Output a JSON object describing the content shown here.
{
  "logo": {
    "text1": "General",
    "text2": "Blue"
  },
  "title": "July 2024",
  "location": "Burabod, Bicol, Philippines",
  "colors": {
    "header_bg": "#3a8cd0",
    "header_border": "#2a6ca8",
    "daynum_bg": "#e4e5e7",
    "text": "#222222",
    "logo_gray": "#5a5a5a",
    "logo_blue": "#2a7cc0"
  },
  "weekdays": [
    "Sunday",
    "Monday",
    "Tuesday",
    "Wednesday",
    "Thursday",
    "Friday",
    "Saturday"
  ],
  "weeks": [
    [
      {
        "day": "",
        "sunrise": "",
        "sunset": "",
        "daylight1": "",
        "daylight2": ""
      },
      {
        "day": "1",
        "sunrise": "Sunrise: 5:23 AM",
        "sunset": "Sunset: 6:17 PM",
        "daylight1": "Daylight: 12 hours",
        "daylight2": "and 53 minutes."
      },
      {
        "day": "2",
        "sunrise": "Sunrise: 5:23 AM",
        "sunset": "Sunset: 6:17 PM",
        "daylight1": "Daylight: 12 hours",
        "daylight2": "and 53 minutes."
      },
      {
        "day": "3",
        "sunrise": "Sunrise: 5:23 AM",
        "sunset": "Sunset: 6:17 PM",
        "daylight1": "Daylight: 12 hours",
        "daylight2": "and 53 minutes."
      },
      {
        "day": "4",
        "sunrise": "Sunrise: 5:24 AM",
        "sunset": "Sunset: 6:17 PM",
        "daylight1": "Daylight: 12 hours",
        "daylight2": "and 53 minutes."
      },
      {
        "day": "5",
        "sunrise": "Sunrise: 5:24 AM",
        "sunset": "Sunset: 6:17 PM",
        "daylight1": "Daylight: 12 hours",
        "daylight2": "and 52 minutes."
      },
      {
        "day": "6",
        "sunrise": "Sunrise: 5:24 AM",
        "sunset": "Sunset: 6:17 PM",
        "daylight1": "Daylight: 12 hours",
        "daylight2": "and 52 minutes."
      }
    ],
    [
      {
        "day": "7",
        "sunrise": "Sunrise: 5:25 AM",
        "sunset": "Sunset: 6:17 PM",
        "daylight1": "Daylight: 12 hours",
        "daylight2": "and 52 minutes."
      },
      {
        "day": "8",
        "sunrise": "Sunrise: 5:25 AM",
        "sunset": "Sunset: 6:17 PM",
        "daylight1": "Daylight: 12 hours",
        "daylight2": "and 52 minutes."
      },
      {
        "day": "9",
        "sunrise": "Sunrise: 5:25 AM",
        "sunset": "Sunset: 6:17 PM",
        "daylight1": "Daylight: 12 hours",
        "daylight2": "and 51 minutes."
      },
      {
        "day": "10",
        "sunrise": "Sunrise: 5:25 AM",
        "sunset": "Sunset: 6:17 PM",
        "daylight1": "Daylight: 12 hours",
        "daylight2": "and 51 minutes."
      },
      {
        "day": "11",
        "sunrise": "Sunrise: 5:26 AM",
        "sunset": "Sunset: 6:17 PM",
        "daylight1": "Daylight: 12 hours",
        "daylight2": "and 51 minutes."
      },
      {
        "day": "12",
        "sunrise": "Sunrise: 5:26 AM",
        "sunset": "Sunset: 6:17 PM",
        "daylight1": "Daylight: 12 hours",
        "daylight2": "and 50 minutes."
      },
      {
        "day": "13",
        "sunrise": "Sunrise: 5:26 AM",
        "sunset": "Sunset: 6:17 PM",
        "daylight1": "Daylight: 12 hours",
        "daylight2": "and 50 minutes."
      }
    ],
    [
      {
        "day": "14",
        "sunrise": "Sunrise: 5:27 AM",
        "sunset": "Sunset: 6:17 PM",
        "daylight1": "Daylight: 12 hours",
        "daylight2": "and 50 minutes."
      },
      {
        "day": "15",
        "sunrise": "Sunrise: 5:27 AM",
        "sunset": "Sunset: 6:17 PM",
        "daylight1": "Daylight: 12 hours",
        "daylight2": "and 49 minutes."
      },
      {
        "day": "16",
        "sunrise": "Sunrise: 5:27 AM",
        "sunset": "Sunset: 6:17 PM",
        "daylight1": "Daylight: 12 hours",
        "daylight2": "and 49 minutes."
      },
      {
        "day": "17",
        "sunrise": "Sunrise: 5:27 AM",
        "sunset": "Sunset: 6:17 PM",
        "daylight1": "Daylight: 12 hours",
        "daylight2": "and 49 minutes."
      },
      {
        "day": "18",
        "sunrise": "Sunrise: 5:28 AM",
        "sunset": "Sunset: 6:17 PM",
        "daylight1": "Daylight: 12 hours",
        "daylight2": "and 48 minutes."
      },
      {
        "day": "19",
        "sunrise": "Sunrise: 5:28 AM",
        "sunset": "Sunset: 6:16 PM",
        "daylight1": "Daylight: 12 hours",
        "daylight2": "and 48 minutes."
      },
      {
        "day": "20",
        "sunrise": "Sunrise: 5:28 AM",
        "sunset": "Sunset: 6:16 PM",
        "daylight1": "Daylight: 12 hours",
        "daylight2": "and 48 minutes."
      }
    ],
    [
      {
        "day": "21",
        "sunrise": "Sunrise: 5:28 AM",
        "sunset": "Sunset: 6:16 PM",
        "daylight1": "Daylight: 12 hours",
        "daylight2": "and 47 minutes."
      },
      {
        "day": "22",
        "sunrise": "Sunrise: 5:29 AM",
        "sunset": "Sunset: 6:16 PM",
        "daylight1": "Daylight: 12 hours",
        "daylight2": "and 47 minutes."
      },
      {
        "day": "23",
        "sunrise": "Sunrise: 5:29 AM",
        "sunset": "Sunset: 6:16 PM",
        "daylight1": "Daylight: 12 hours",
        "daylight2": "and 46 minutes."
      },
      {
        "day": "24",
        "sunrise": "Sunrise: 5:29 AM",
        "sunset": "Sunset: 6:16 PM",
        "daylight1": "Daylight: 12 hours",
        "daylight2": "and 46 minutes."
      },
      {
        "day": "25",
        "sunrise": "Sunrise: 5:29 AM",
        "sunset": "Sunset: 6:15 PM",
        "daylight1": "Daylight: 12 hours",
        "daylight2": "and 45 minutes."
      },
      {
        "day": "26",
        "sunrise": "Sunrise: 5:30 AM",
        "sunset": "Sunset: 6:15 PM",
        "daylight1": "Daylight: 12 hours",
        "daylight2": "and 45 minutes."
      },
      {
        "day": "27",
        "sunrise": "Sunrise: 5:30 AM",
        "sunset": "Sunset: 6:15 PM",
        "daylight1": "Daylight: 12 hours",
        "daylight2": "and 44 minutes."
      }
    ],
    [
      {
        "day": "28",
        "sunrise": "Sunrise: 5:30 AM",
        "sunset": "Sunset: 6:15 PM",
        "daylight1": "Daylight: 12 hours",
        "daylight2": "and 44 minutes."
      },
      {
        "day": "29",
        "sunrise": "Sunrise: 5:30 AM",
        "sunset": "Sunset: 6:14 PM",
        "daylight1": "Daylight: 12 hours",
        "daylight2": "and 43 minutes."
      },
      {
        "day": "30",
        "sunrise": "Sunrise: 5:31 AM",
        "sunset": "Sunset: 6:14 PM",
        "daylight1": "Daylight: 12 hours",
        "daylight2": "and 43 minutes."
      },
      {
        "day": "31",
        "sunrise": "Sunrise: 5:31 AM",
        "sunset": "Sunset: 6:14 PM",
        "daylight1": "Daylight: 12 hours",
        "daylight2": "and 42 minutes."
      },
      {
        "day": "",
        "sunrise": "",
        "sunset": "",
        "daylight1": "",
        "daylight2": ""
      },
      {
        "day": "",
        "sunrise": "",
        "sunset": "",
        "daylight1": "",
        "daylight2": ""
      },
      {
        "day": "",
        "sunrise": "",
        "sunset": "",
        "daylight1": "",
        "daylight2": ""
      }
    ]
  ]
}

▸ **Written request**: The entries above must be returned exactly.

▸ **Exercise response**:
Output a JSON object describing the content shown here.
{
  "logo": {
    "text1": "General",
    "text2": "Blue"
  },
  "title": "July 2024",
  "location": "Burabod, Bicol, Philippines",
  "colors": {
    "header_bg": "#3a8cd0",
    "header_border": "#2a6ca8",
    "daynum_bg": "#e4e5e7",
    "text": "#222222",
    "logo_gray": "#5a5a5a",
    "logo_blue": "#2a7cc0"
  },
  "weekdays": [
    "Sunday",
    "Monday",
    "Tuesday",
    "Wednesday",
    "Thursday",
    "Friday",
    "Saturday"
  ],
  "weeks": [
    [
      {
        "day": "",
        "sunrise": "",
        "sunset": "",
        "daylight1": "",
        "daylight2": ""
      },
      {
        "day": "1",
        "sunrise": "Sunrise: 5:23 AM",
        "sunset": "Sunset: 6:17 PM",
        "daylight1": "Daylight: 12 hours",
        "daylight2": "and 53 minutes."
      },
      {
        "day": "2",
        "sunrise": "Sunrise: 5:23 AM",
        "sunset": "Sunset: 6:17 PM",
        "daylight1": "Daylight: 12 hours",
        "daylight2": "and 53 minutes."
      },
      {
        "day": "3",
        "sunrise": "Sunrise: 5:23 AM",
        "sunset": "Sunset: 6:17 PM",
        "daylight1": "Daylight: 12 hours",
        "daylight2": "and 53 minutes."
      },
      {
        "day": "4",
        "sunrise": "Sunrise: 5:24 AM",
        "sunset": "Sunset: 6:17 PM",
        "daylight1": "Daylight: 12 hours",
        "daylight2": "and 53 minutes."
      },
      {
        "day": "5",
        "sunrise": "Sunrise: 5:24 AM",
        "sunset": "Sunset: 6:17 PM",
        "daylight1": "Daylight: 12 hours",
        "daylight2": "and 52 minutes."
      },
      {
        "day": "6",
        "sunrise": "Sunrise: 5:24 AM",
        "sunset": "Sunset: 6:17 PM",
        "daylight1": "Daylight: 12 hours",
        "daylight2": "and 52 minutes."
      }
    ],
    [
      {
        "day": "7",
        "sunrise": "Sunrise: 5:25 AM",
        "sunset": "Sunset: 6:17 PM",
        "daylight1": "Daylight: 12 hours",
        "daylight2": "and 52 minutes."
      },
      {
        "day": "8",
        "sunrise": "Sunrise: 5:25 AM",
        "sunset": "Sunset: 6:17 PM",
        "daylight1": "Daylight: 12 hours",
        "daylight2": "and 52 minutes."
      },
      {
        "day": "9",
        "sunrise": "Sunrise: 5:25 AM",
        "sunset": "Sunset: 6:17 PM",
        "daylight1": "Daylight: 12 hours",
        "daylight2": "and 51 minutes."
      },
      {
        "day": "10",
        "sunrise": "Sunrise: 5:25 AM",
        "sunset": "Sunset: 6:17 PM",
        "daylight1": "Daylight: 12 hours",
        "daylight2": "and 51 minutes."
      },
      {
        "day": "11",
        "sunrise": "Sunrise: 5:26 AM",
        "sunset": "Sunset: 6:17 PM",
        "daylight1": "Daylight: 12 hours",
        "daylight2": "and 51 minutes."
      },
      {
        "day": "12",
        "sunrise": "Sunrise: 5:26 AM",
        "sunset": "Sunset: 6:17 PM",
        "daylight1": "Daylight: 12 hours",
        "daylight2": "and 50 minutes."
      },
      {
        "day": "13",
        "sunrise": "Sunrise: 5:26 AM",
        "sunset": "Sunset: 6:17 PM",
        "daylight1": "Daylight: 12 hours",
        "daylight2": "and 50 minutes."
      }
    ],
    [
      {
        "day": "14",
        "sunrise": "Sunrise: 5:27 AM",
        "sunset": "Sunset: 6:17 PM",
        "daylight1": "Daylight: 12 hours",
        "daylight2": "and 50 minutes."
      },
      {
        "day": "15",
        "sunrise": "Sunrise: 5:27 AM",
        "sunset": "Sunset: 6:17 PM",
        "daylight1": "Daylight: 12 hours",
        "daylight2": "and 49 minutes."
      },
      {
        "day": "16",
        "sunrise": "Sunrise: 5:27 AM",
        "sunset": "Sunset: 6:17 PM",
        "daylight1": "Daylight: 12 hours",
        "daylight2": "and 49 minutes."
      },
      {
        "day": "17",
        "sunrise": "Sunrise: 5:27 AM",
        "sunset": "Sunset: 6:17 PM",
        "daylight1": "Daylight: 12 hours",
        "daylight2": "and 49 minutes."
      },
      {
        "day": "18",
        "sunrise": "Sunrise: 5:28 AM",
        "sunset": "Sunset: 6:17 PM",
        "daylight1": "Daylight: 12 hours",
        "daylight2": "and 48 minutes."
      },
      {
        "day": "19",
        "sunrise": "Sunrise: 5:28 AM",
        "sunset": "Sunset: 6:16 PM",
        "daylight1": "Daylight: 12 hours",
        "daylight2": "and 48 minutes."
      },
      {
        "day": "20",
        "sunrise": "Sunrise: 5:28 AM",
        "sunset": "Sunset: 6:16 PM",
        "daylight1": "Daylight: 12 hours",
        "daylight2": "and 48 minutes."
      }
    ],
    [
      {
        "day": "21",
        "sunrise": "Sunrise: 5:28 AM",
        "sunset": "Sunset: 6:16 PM",
        "daylight1": "Daylight: 12 hours",
        "daylight2": "and 47 minutes."
      },
      {
        "day": "22",
        "sunrise": "Sunrise: 5:29 AM",
        "sunset": "Sunset: 6:16 PM",
        "daylight1": "Daylight: 12 hours",
        "daylight2": "and 47 minutes."
      },
      {
        "day": "23",
        "sunrise": "Sunrise: 5:29 AM",
        "sunset": "Sunset: 6:16 PM",
        "daylight1": "Daylight: 12 hours",
        "daylight2": "and 46 minutes."
      },
      {
        "day": "24",
        "sunrise": "Sunrise: 5:29 AM",
        "sunset": "Sunset: 6:16 PM",
        "daylight1": "Daylight: 12 hours",
        "daylight2": "and 46 minutes."
      },
      {
        "day": "25",
        "sunrise": "Sunrise: 5:29 AM",
        "sunset": "Sunset: 6:15 PM",
        "daylight1": "Daylight: 12 hours",
        "daylight2": "and 45 minutes."
      },
      {
        "day": "26",
        "sunrise": "Sunrise: 5:30 AM",
        "sunset": "Sunset: 6:15 PM",
        "daylight1": "Daylight: 12 hours",
        "daylight2": "and 45 minutes."
      },
      {
        "day": "27",
        "sunrise": "Sunrise: 5:30 AM",
        "sunset": "Sunset: 6:15 PM",
        "daylight1": "Daylight: 12 hours",
        "daylight2": "and 44 minutes."
      }
    ],
    [
      {
        "day": "28",
        "sunrise": "Sunrise: 5:30 AM",
        "sunset": "Sunset: 6:15 PM",
        "daylight1": "Daylight: 12 hours",
        "daylight2": "and 44 minutes."
      },
      {
        "day": "29",
        "sunrise": "Sunrise: 5:30 AM",
        "sunset": "Sunset: 6:14 PM",
        "daylight1": "Daylight: 12 hours",
        "daylight2": "and 43 minutes."
      },
      {
        "day": "30",
        "sunrise": "Sunrise: 5:31 AM",
        "sunset": "Sunset: 6:14 PM",
        "daylight1": "Daylight: 12 hours",
        "daylight2": "and 43 minutes."
      },
      {
        "day": "31",
        "sunrise": "Sunrise: 5:31 AM",
        "sunset": "Sunset: 6:14 PM",
        "daylight1": "Daylight: 12 hours",
        "daylight2": "and 42 minutes."
      },
      {
        "day": "",
        "sunrise": "",
        "sunset": "",
        "daylight1": "",
        "daylight2": ""
      },
      {
        "day": "",
        "sunrise": "",
        "sunset": "",
        "daylight1": "",
        "daylight2": ""
      },
      {
        "day": "",
        "sunrise": "",
        "sunset": "",
        "daylight1": "",
        "daylight2": ""
      }
    ]
  ]
}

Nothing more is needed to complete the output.